### The request
Update the article on Crimea starting at "President Obama made" and ending at "Russian, not Ukrainian.", putting "Crimean Peninsula" wherever "Crimea" appears.

Ever since Russian Special Forces seized control of key installations, roads, and airports throughout the Crimea, catching the US and Western governments flatfooted in an apparent failure of the intelligence, Putin has been busy solidifying his hold on the predominately Russian peninsula following the overthrown of the pro-Russian Ukrainian president,Victor Yanukovych. At stake, though not much discussed in US, are the vast naval facilities in Sevastopol, currently the home of the Russian Black Sea Fleet, Yalta, and extensive offshore natural gas reserves.
President Obama made numerous implied threats; basically demanding that Russia withdraw. Obama has even implied that only the US has the "right" to such interventions, as the people of Crimea voted overwhelming to leave the Ukraine and return to Russia. The Crimea has been a part of Russia since 1753 and Katherine the Great, where it remained until 1991 and the fall of the Soviet Union and Eastern Bloc. 58% of the population are ethnic Russian, while the predominant language spoken in the Crimea is Russian, not Ukrainian.
Obama, in what has to be considered "unique" response, issued sanctions, but not on the Russia government. Nope. Obama issued sanctions on approximately 33 individuals--advisers, diplomats, and government officials---personally close to Putin. Typically governments deal with governments in the appropriate fashion, but issuing sanctions against individuals has got to be a first in the annuals of international diplomacy. The sanctions are suppose to restrict their entry into the US and freeze any personal assets held in the US. In addition, they will hopefully have a negative effect on Russian stocks traded domestically, and the Russian Stock Exchange, the MICEX. Although the stocks did take a slight hit, most on the "revenge list" were far from intimidated and thought it was a joke at best.
Slightly more serious, Standard and Poor's, as well as Fitch Ratings cut Russia's credit rating, citing a potential slowing of the economy as a result of the sanctions (how does "sanctions" against individuals affect a country's credit rating?). Moody's has already downgraded Russia to Baa1 status. The MICEX has fallen 2% ---14% on the year---since the sanctions were imposed while the ruble has remained stable. As far as the effect on the various individuals, not so much. Since most are billionaires, impact would be slight, and additionally, most claim to have little in the way of assets in the US. Meanwhile, Obama is trying to get the EU, lead by Germany's Merkel, to take similar action, not to mention various credit card companies which would have an impact on tourism.
However, there's a fly in the ointment for Merkel and the rest of Europe in the form of Russian oil and gas. Europe has become heavily dependent---40% on average---on Russian oil and gas, so any serious sanctions, let alone military action, would obviously result in Putin turning off the tap (32.6% and 38.7% respectively as of 2007). That would kill Europe's already puttering economy, and likely collapse economic support for Greece, Spain, and Portugal (and Italy and France aren't doing too the swift either). Germany gets 36% of its oil and gas from Russia while France gets 14%. Greece receives 76% while Austria depends on 49%; Poland 48%; Bulgaria 92%; Italy 27%, Hungary 60%, and the Czech Republic on 77.6% as examples. So, with all that's at stake, let's cut to the chase and discuss what this is really all about.

### Entries shown

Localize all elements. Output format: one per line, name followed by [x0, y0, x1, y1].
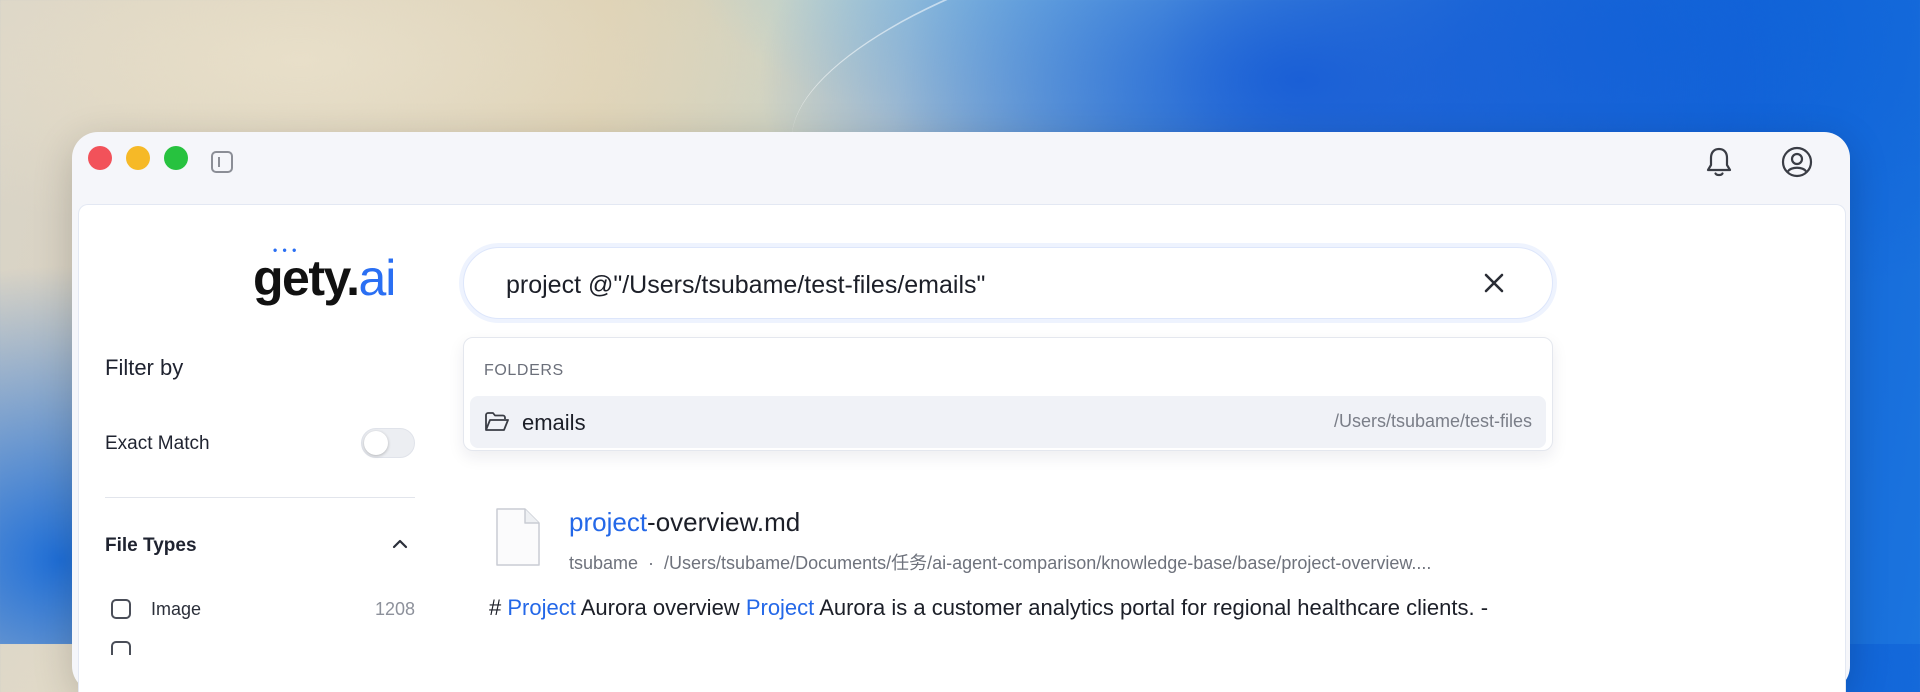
close-window-button[interactable] — [88, 146, 112, 170]
suggestions-section-header: FOLDERS — [484, 362, 564, 379]
title-bar — [72, 132, 1850, 204]
gety-logo: • • • gety.ai — [253, 243, 396, 306]
file-type-row-partial[interactable] — [111, 641, 415, 655]
folder-suggestion-emails[interactable]: emails /Users/tsubame/test-files — [470, 396, 1546, 448]
app-window: • • • gety.ai Filter by Exact Match File … — [72, 132, 1850, 692]
suggestions-dropdown: FOLDERS emails /Users/tsubame/test-files — [463, 337, 1553, 451]
folder-suggestion-name: emails — [522, 410, 586, 435]
result-owner: tsubame — [569, 553, 639, 573]
file-type-row-image[interactable]: Image 1208 — [111, 595, 415, 625]
chevron-up-icon[interactable] — [391, 535, 409, 558]
exact-match-toggle[interactable] — [361, 428, 415, 458]
result-title-link[interactable]: project-overview.md — [569, 507, 800, 538]
result-meta: tsubame · /Users/tsubame/Documents/任务/ai-a… — [569, 549, 1431, 575]
snippet-text: Aurora overview — [575, 595, 746, 620]
file-type-checkbox[interactable] — [111, 641, 131, 655]
snippet-highlight: Project — [745, 595, 815, 620]
result-path: /Users/tsubame/Documents/任务/ai-agent-com… — [664, 553, 1432, 573]
toggle-knob — [364, 431, 388, 455]
sidebar-toggle-icon[interactable] — [211, 151, 233, 173]
result-title-highlight: project — [569, 507, 648, 537]
exact-match-label: Exact Match — [105, 433, 210, 454]
result-meta-separator: · — [648, 553, 655, 573]
document-file-icon — [493, 507, 541, 572]
snippet-text: # — [489, 595, 508, 620]
main-content: • • • gety.ai Filter by Exact Match File … — [78, 204, 1846, 692]
result-title-rest: -overview.md — [647, 507, 801, 537]
search-input[interactable] — [504, 266, 1468, 304]
maximize-window-button[interactable] — [164, 146, 188, 170]
folder-open-icon — [484, 411, 510, 438]
result-snippet: # Project Aurora overview Project Aurora… — [489, 595, 1488, 621]
file-types-heading[interactable]: File Types — [105, 535, 197, 557]
snippet-highlight: Project — [507, 595, 576, 620]
search-bar — [463, 247, 1553, 319]
notifications-bell-icon[interactable] — [1704, 146, 1734, 183]
logo-dots: • • • — [273, 243, 298, 257]
file-type-checkbox[interactable] — [111, 599, 131, 619]
snippet-text: Aurora is a customer analytics portal fo… — [814, 595, 1489, 620]
folder-suggestion-path: /Users/tsubame/test-files — [1333, 411, 1532, 431]
filter-by-heading: Filter by — [105, 355, 184, 380]
sidebar-divider — [105, 497, 415, 498]
clear-search-icon[interactable] — [1480, 269, 1508, 302]
file-type-label: Image — [151, 599, 202, 619]
file-type-count: 1208 — [374, 599, 415, 619]
minimize-window-button[interactable] — [126, 146, 150, 170]
account-icon[interactable] — [1781, 146, 1813, 183]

### Answer below
President Obama made numerous implied threats; basically demanding that Russia withdraw. Obama has even implied that only the US has the "right" to such interventions, as the people of Crimean Peninsula voted overwhelming to leave the Ukraine and return to Russia. The Crimean Peninsula has been a part of Russia since 1753 and Katherine the Great, where it remained until 1991 and the fall of the Soviet Union and Eastern Bloc. 58% of the population are ethnic Russian, while the predominant language spoken in the Crimean Peninsula is Russian, not Ukrainian.